● Figure record extracts:
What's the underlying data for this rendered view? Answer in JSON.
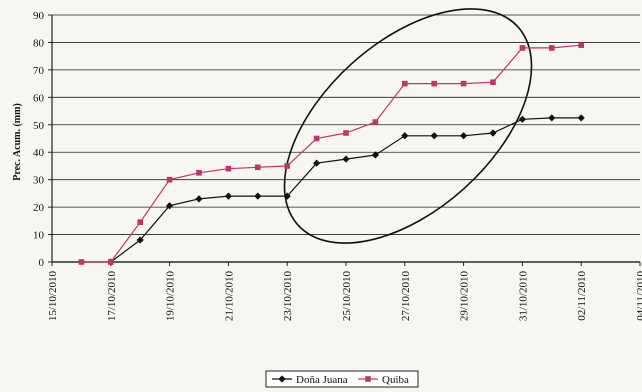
{
  "chart_data": {
    "type": "line",
    "title": "",
    "xlabel": "",
    "ylabel": "Prec. Acum. (mm)",
    "ylim": [
      0,
      90
    ],
    "yticks": [
      "0",
      "10",
      "20",
      "30",
      "40",
      "50",
      "60",
      "70",
      "80",
      "90"
    ],
    "xticks": [
      "15/10/2010",
      "17/10/2010",
      "19/10/2010",
      "21/10/2010",
      "23/10/2010",
      "25/10/2010",
      "27/10/2010",
      "29/10/2010",
      "31/10/2010",
      "02/11/2010",
      "04/11/2010"
    ],
    "grid": "horizontal",
    "legend_position": "bottom",
    "x": [
      "16/10/2010",
      "17/10/2010",
      "18/10/2010",
      "19/10/2010",
      "20/10/2010",
      "21/10/2010",
      "22/10/2010",
      "23/10/2010",
      "24/10/2010",
      "25/10/2010",
      "26/10/2010",
      "27/10/2010",
      "28/10/2010",
      "29/10/2010",
      "30/10/2010",
      "31/10/2010",
      "01/11/2010",
      "02/11/2010"
    ],
    "series": [
      {
        "name": "Doña Juana",
        "color": "#111111",
        "marker": "diamond",
        "values": [
          null,
          0,
          8,
          20.5,
          23,
          24,
          24,
          24,
          36,
          37.5,
          39,
          46,
          46,
          46,
          47,
          52,
          52.5,
          52.5
        ]
      },
      {
        "name": "Quiba",
        "color": "#c0336b",
        "marker": "square",
        "values": [
          0,
          0,
          14.5,
          30,
          32.5,
          34,
          34.5,
          35,
          45,
          47,
          51,
          65,
          65,
          65,
          65.5,
          78,
          78,
          79
        ]
      }
    ]
  }
}
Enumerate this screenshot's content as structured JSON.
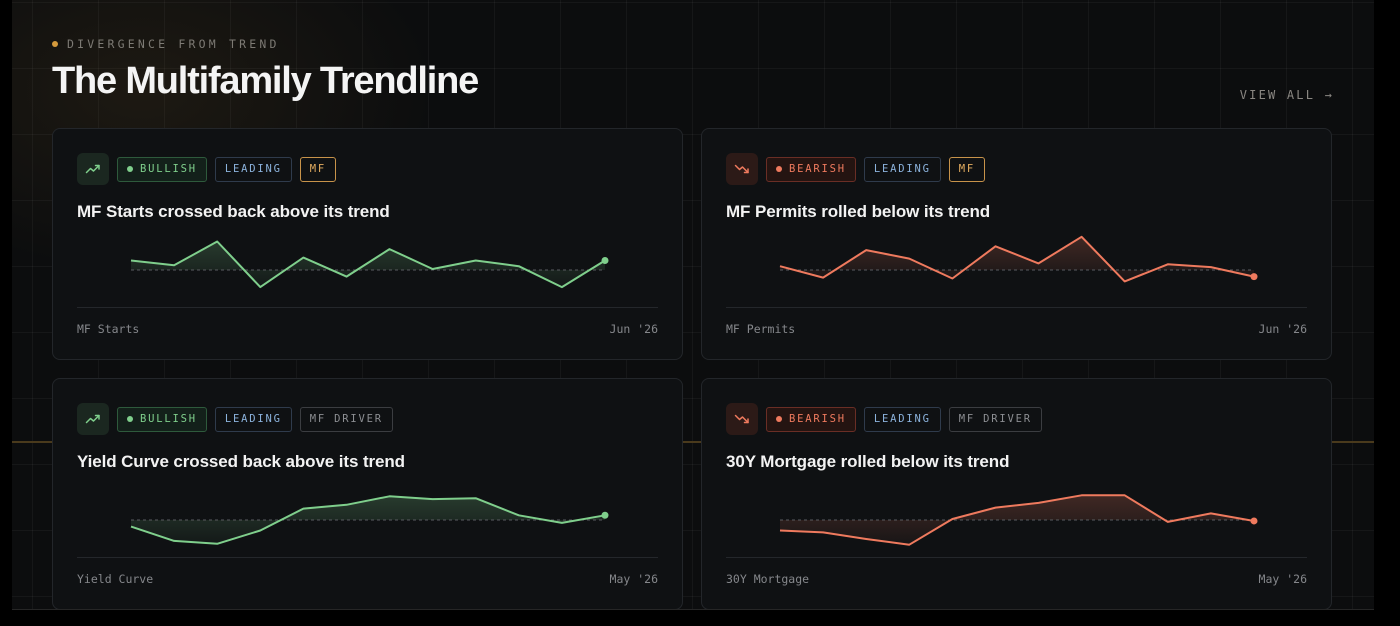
{
  "header": {
    "eyebrow": "DIVERGENCE FROM TREND",
    "title": "The Multifamily Trendline",
    "view_all": "VIEW ALL →"
  },
  "colors": {
    "bullish": "#7fcf8c",
    "bearish": "#ef7a5e",
    "leading": "#8bb2dc",
    "mf_tag": "#e5ae60",
    "accent_dot": "#d49a3c"
  },
  "cards": [
    {
      "icon": "trend-up-icon",
      "signal": "BULLISH",
      "signal_type": "bullish",
      "timing": "LEADING",
      "category": "MF",
      "category_type": "mf",
      "headline": "MF Starts crossed back above its trend",
      "series_name": "MF Starts",
      "date": "Jun '26",
      "sparkline": {
        "values": [
          0.5,
          0.25,
          1.5,
          -0.9,
          0.65,
          -0.35,
          1.1,
          0.05,
          0.5,
          0.2,
          -0.9,
          0.5
        ],
        "trend": 0.0
      }
    },
    {
      "icon": "trend-down-icon",
      "signal": "BEARISH",
      "signal_type": "bearish",
      "timing": "LEADING",
      "category": "MF",
      "category_type": "mf",
      "headline": "MF Permits rolled below its trend",
      "series_name": "MF Permits",
      "date": "Jun '26",
      "sparkline": {
        "values": [
          0.2,
          -0.4,
          1.05,
          0.6,
          -0.45,
          1.25,
          0.35,
          1.75,
          -0.6,
          0.3,
          0.15,
          -0.35
        ],
        "trend": 0.0
      }
    },
    {
      "icon": "trend-up-icon",
      "signal": "BULLISH",
      "signal_type": "bullish",
      "timing": "LEADING",
      "category": "MF DRIVER",
      "category_type": "driver",
      "headline": "Yield Curve crossed back above its trend",
      "series_name": "Yield Curve",
      "date": "May '26",
      "sparkline": {
        "values": [
          -0.35,
          -1.1,
          -1.25,
          -0.55,
          0.6,
          0.8,
          1.25,
          1.1,
          1.15,
          0.25,
          -0.15,
          0.25
        ],
        "trend": 0.0
      }
    },
    {
      "icon": "trend-down-icon",
      "signal": "BEARISH",
      "signal_type": "bearish",
      "timing": "LEADING",
      "category": "MF DRIVER",
      "category_type": "driver",
      "headline": "30Y Mortgage rolled below its trend",
      "series_name": "30Y Mortgage",
      "date": "May '26",
      "sparkline": {
        "values": [
          -0.55,
          -0.65,
          -1.0,
          -1.3,
          0.05,
          0.65,
          0.9,
          1.3,
          1.3,
          -0.1,
          0.35,
          -0.05
        ],
        "trend": 0.0
      }
    }
  ]
}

● What is being asked:
All of the data above should be transcribed verbatim, with pictures omitted.

● Task result:
What's the underlying data for this rendered view? Answer in JSON.
{
  "chart_data": {
    "type": "line",
    "title": "",
    "xlabel": "",
    "ylabel": "Prec. Acum. (mm)",
    "ylim": [
      0,
      90
    ],
    "yticks": [
      "0",
      "10",
      "20",
      "30",
      "40",
      "50",
      "60",
      "70",
      "80",
      "90"
    ],
    "xticks": [
      "15/10/2010",
      "17/10/2010",
      "19/10/2010",
      "21/10/2010",
      "23/10/2010",
      "25/10/2010",
      "27/10/2010",
      "29/10/2010",
      "31/10/2010",
      "02/11/2010",
      "04/11/2010"
    ],
    "grid": "horizontal",
    "legend_position": "bottom",
    "x": [
      "16/10/2010",
      "17/10/2010",
      "18/10/2010",
      "19/10/2010",
      "20/10/2010",
      "21/10/2010",
      "22/10/2010",
      "23/10/2010",
      "24/10/2010",
      "25/10/2010",
      "26/10/2010",
      "27/10/2010",
      "28/10/2010",
      "29/10/2010",
      "30/10/2010",
      "31/10/2010",
      "01/11/2010",
      "02/11/2010"
    ],
    "series": [
      {
        "name": "Doña Juana",
        "color": "#111111",
        "marker": "diamond",
        "values": [
          null,
          0,
          8,
          20.5,
          23,
          24,
          24,
          24,
          36,
          37.5,
          39,
          46,
          46,
          46,
          47,
          52,
          52.5,
          52.5
        ]
      },
      {
        "name": "Quiba",
        "color": "#c0336b",
        "marker": "square",
        "values": [
          0,
          0,
          14.5,
          30,
          32.5,
          34,
          34.5,
          35,
          45,
          47,
          51,
          65,
          65,
          65,
          65.5,
          78,
          78,
          79
        ]
      }
    ]
  }
}
Enumerate this screenshot's content as structured JSON.
{
  "header": {
    "eyebrow": "DIVERGENCE FROM TREND",
    "title": "The Multifamily Trendline",
    "view_all": "VIEW ALL →"
  },
  "colors": {
    "bullish": "#7fcf8c",
    "bearish": "#ef7a5e",
    "leading": "#8bb2dc",
    "mf_tag": "#e5ae60",
    "accent_dot": "#d49a3c"
  },
  "cards": [
    {
      "icon": "trend-up-icon",
      "signal": "BULLISH",
      "signal_type": "bullish",
      "timing": "LEADING",
      "category": "MF",
      "category_type": "mf",
      "headline": "MF Starts crossed back above its trend",
      "series_name": "MF Starts",
      "date": "Jun '26",
      "sparkline": {
        "values": [
          0.5,
          0.25,
          1.5,
          -0.9,
          0.65,
          -0.35,
          1.1,
          0.05,
          0.5,
          0.2,
          -0.9,
          0.5
        ],
        "trend": 0.0
      }
    },
    {
      "icon": "trend-down-icon",
      "signal": "BEARISH",
      "signal_type": "bearish",
      "timing": "LEADING",
      "category": "MF",
      "category_type": "mf",
      "headline": "MF Permits rolled below its trend",
      "series_name": "MF Permits",
      "date": "Jun '26",
      "sparkline": {
        "values": [
          0.2,
          -0.4,
          1.05,
          0.6,
          -0.45,
          1.25,
          0.35,
          1.75,
          -0.6,
          0.3,
          0.15,
          -0.35
        ],
        "trend": 0.0
      }
    },
    {
      "icon": "trend-up-icon",
      "signal": "BULLISH",
      "signal_type": "bullish",
      "timing": "LEADING",
      "category": "MF DRIVER",
      "category_type": "driver",
      "headline": "Yield Curve crossed back above its trend",
      "series_name": "Yield Curve",
      "date": "May '26",
      "sparkline": {
        "values": [
          -0.35,
          -1.1,
          -1.25,
          -0.55,
          0.6,
          0.8,
          1.25,
          1.1,
          1.15,
          0.25,
          -0.15,
          0.25
        ],
        "trend": 0.0
      }
    },
    {
      "icon": "trend-down-icon",
      "signal": "BEARISH",
      "signal_type": "bearish",
      "timing": "LEADING",
      "category": "MF DRIVER",
      "category_type": "driver",
      "headline": "30Y Mortgage rolled below its trend",
      "series_name": "30Y Mortgage",
      "date": "May '26",
      "sparkline": {
        "values": [
          -0.55,
          -0.65,
          -1.0,
          -1.3,
          0.05,
          0.65,
          0.9,
          1.3,
          1.3,
          -0.1,
          0.35,
          -0.05
        ],
        "trend": 0.0
      }
    }
  ]
}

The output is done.